Quote the listing in full, exactly as given, minus any pictures.

Structured figure records:
________

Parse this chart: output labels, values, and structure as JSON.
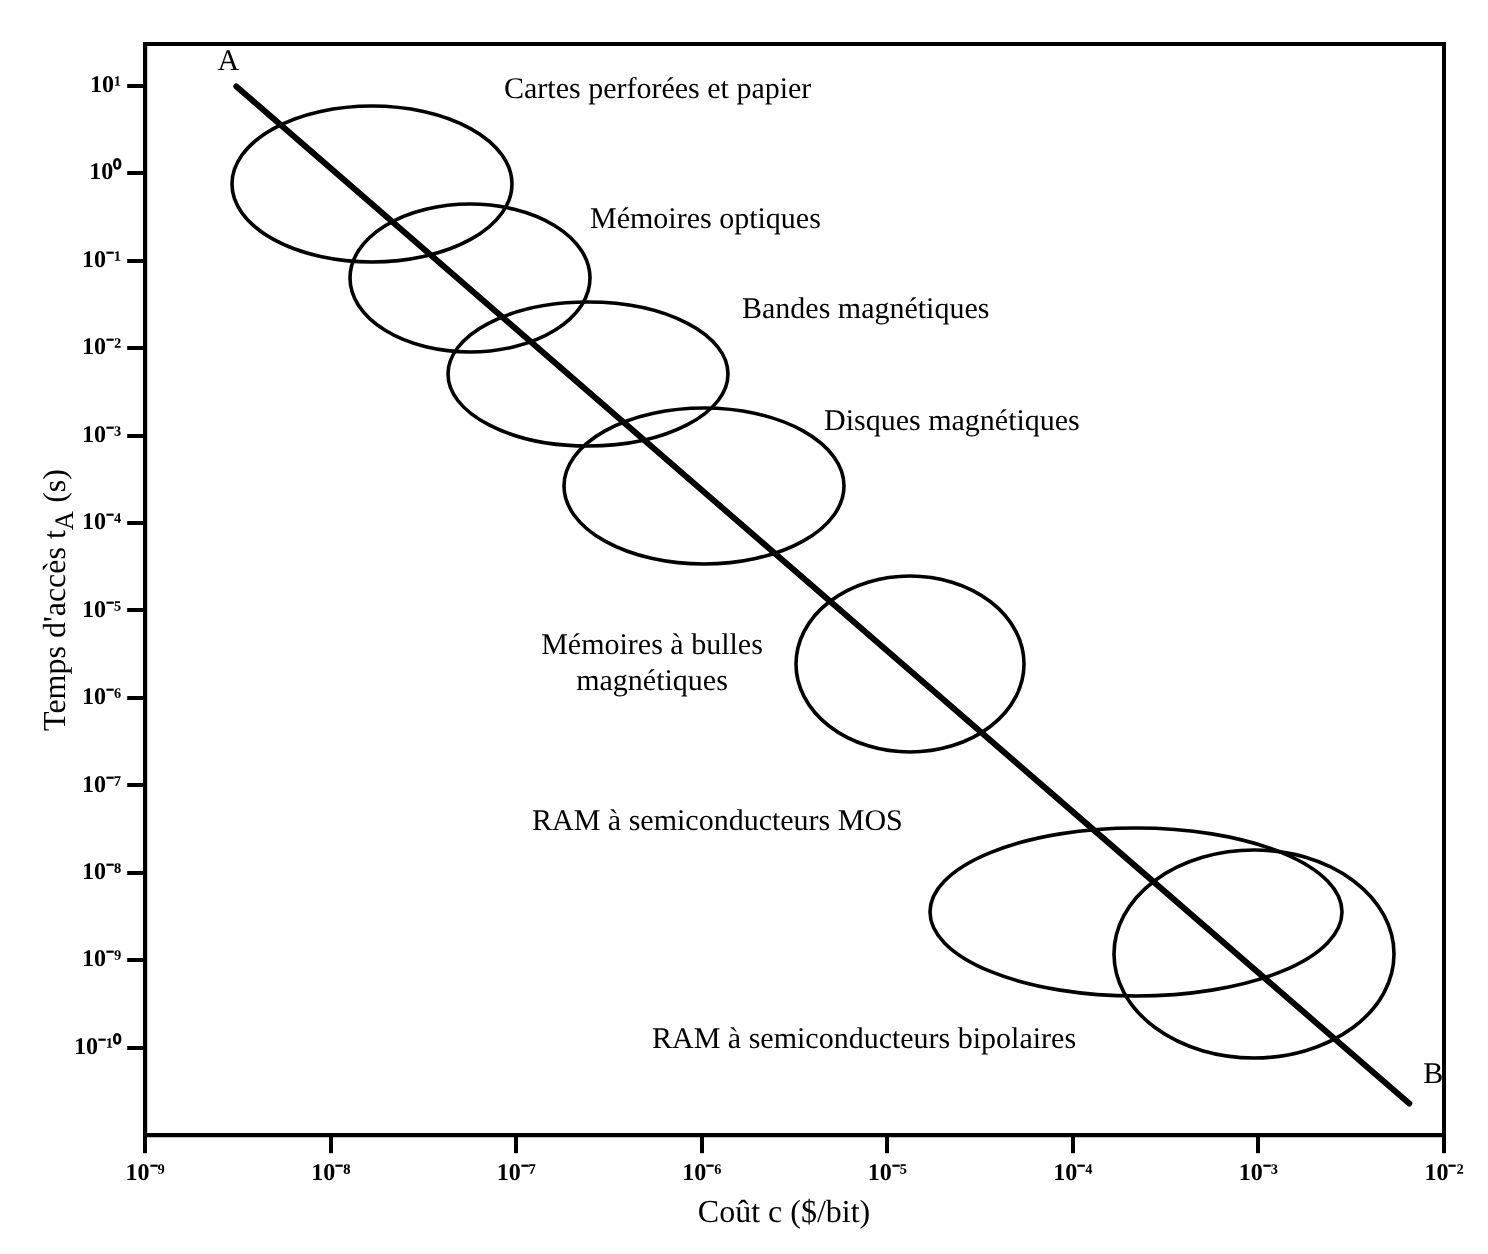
{
  "chart_data": {
    "type": "line",
    "xlabel": "Coût c ($/bit)",
    "ylabel": "Temps d'accès t$_{A}$ (s)",
    "log": "xy",
    "grid": false,
    "legend": false,
    "marker": "none",
    "line_style": "solid",
    "xlim": [
      1e-09,
      0.01
    ],
    "xticks": [
      {
        "value": 1e-09,
        "label": "10⁻⁹"
      },
      {
        "value": 1e-08,
        "label": "10⁻⁸"
      },
      {
        "value": 1e-07,
        "label": "10⁻⁷"
      },
      {
        "value": 1e-06,
        "label": "10⁻⁶"
      },
      {
        "value": 1e-05,
        "label": "10⁻⁵"
      },
      {
        "value": 0.0001,
        "label": "10⁻⁴"
      },
      {
        "value": 0.001,
        "label": "10⁻³"
      },
      {
        "value": 0.01,
        "label": "10⁻²"
      }
    ],
    "ylim": [
      1e-11,
      30
    ],
    "yticks": [
      {
        "value": 10,
        "label": "10¹"
      },
      {
        "value": 1,
        "label": "10⁰"
      },
      {
        "value": 0.1,
        "label": "10⁻¹"
      },
      {
        "value": 0.01,
        "label": "10⁻²"
      },
      {
        "value": 0.001,
        "label": "10⁻³"
      },
      {
        "value": 0.0001,
        "label": "10⁻⁴"
      },
      {
        "value": 1e-05,
        "label": "10⁻⁵"
      },
      {
        "value": 1e-06,
        "label": "10⁻⁶"
      },
      {
        "value": 1e-07,
        "label": "10⁻⁷"
      },
      {
        "value": 1e-08,
        "label": "10⁻⁸"
      },
      {
        "value": 1e-09,
        "label": "10⁻⁹"
      },
      {
        "value": 1e-10,
        "label": "10⁻¹⁰"
      }
    ],
    "series": [
      {
        "type": "line",
        "color": "#000000",
        "x": [
          3.1e-09,
          0.0065
        ],
        "values": [
          9.8,
          2.3e-11
        ]
      }
    ],
    "annotations": [
      "Cartes perforées et papier",
      "Mémoires optiques",
      "Bandes magnétiques",
      "Disques magnétiques",
      "Mémoires à bulles magnétiques",
      "RAM à semiconducteurs MOS",
      "RAM à semiconducteurs bipolaires",
      {
        "text": "A",
        "x": 3.1e-09,
        "y": 9.8
      },
      {
        "text": "B",
        "x": 0.0065,
        "y": 2.3e-11
      }
    ]
  }
}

________

§ Complete response:
Parse this chart: output labels, values, and structure as JSON.
{
  "chart_data": {
    "type": "line",
    "xlabel": "Coût c ($/bit)",
    "ylabel": "Temps d'accès t$_{A}$ (s)",
    "log": "xy",
    "grid": false,
    "legend": false,
    "marker": "none",
    "line_style": "solid",
    "xlim": [
      1e-09,
      0.01
    ],
    "xticks": [
      {
        "value": 1e-09,
        "label": "10⁻⁹"
      },
      {
        "value": 1e-08,
        "label": "10⁻⁸"
      },
      {
        "value": 1e-07,
        "label": "10⁻⁷"
      },
      {
        "value": 1e-06,
        "label": "10⁻⁶"
      },
      {
        "value": 1e-05,
        "label": "10⁻⁵"
      },
      {
        "value": 0.0001,
        "label": "10⁻⁴"
      },
      {
        "value": 0.001,
        "label": "10⁻³"
      },
      {
        "value": 0.01,
        "label": "10⁻²"
      }
    ],
    "ylim": [
      1e-11,
      30
    ],
    "yticks": [
      {
        "value": 10,
        "label": "10¹"
      },
      {
        "value": 1,
        "label": "10⁰"
      },
      {
        "value": 0.1,
        "label": "10⁻¹"
      },
      {
        "value": 0.01,
        "label": "10⁻²"
      },
      {
        "value": 0.001,
        "label": "10⁻³"
      },
      {
        "value": 0.0001,
        "label": "10⁻⁴"
      },
      {
        "value": 1e-05,
        "label": "10⁻⁵"
      },
      {
        "value": 1e-06,
        "label": "10⁻⁶"
      },
      {
        "value": 1e-07,
        "label": "10⁻⁷"
      },
      {
        "value": 1e-08,
        "label": "10⁻⁸"
      },
      {
        "value": 1e-09,
        "label": "10⁻⁹"
      },
      {
        "value": 1e-10,
        "label": "10⁻¹⁰"
      }
    ],
    "series": [
      {
        "type": "line",
        "color": "#000000",
        "x": [
          3.1e-09,
          0.0065
        ],
        "values": [
          9.8,
          2.3e-11
        ]
      }
    ],
    "annotations": [
      "Cartes perforées et papier",
      "Mémoires optiques",
      "Bandes magnétiques",
      "Disques magnétiques",
      "Mémoires à bulles magnétiques",
      "RAM à semiconducteurs MOS",
      "RAM à semiconducteurs bipolaires",
      {
        "text": "A",
        "x": 3.1e-09,
        "y": 9.8
      },
      {
        "text": "B",
        "x": 0.0065,
        "y": 2.3e-11
      }
    ]
  }
}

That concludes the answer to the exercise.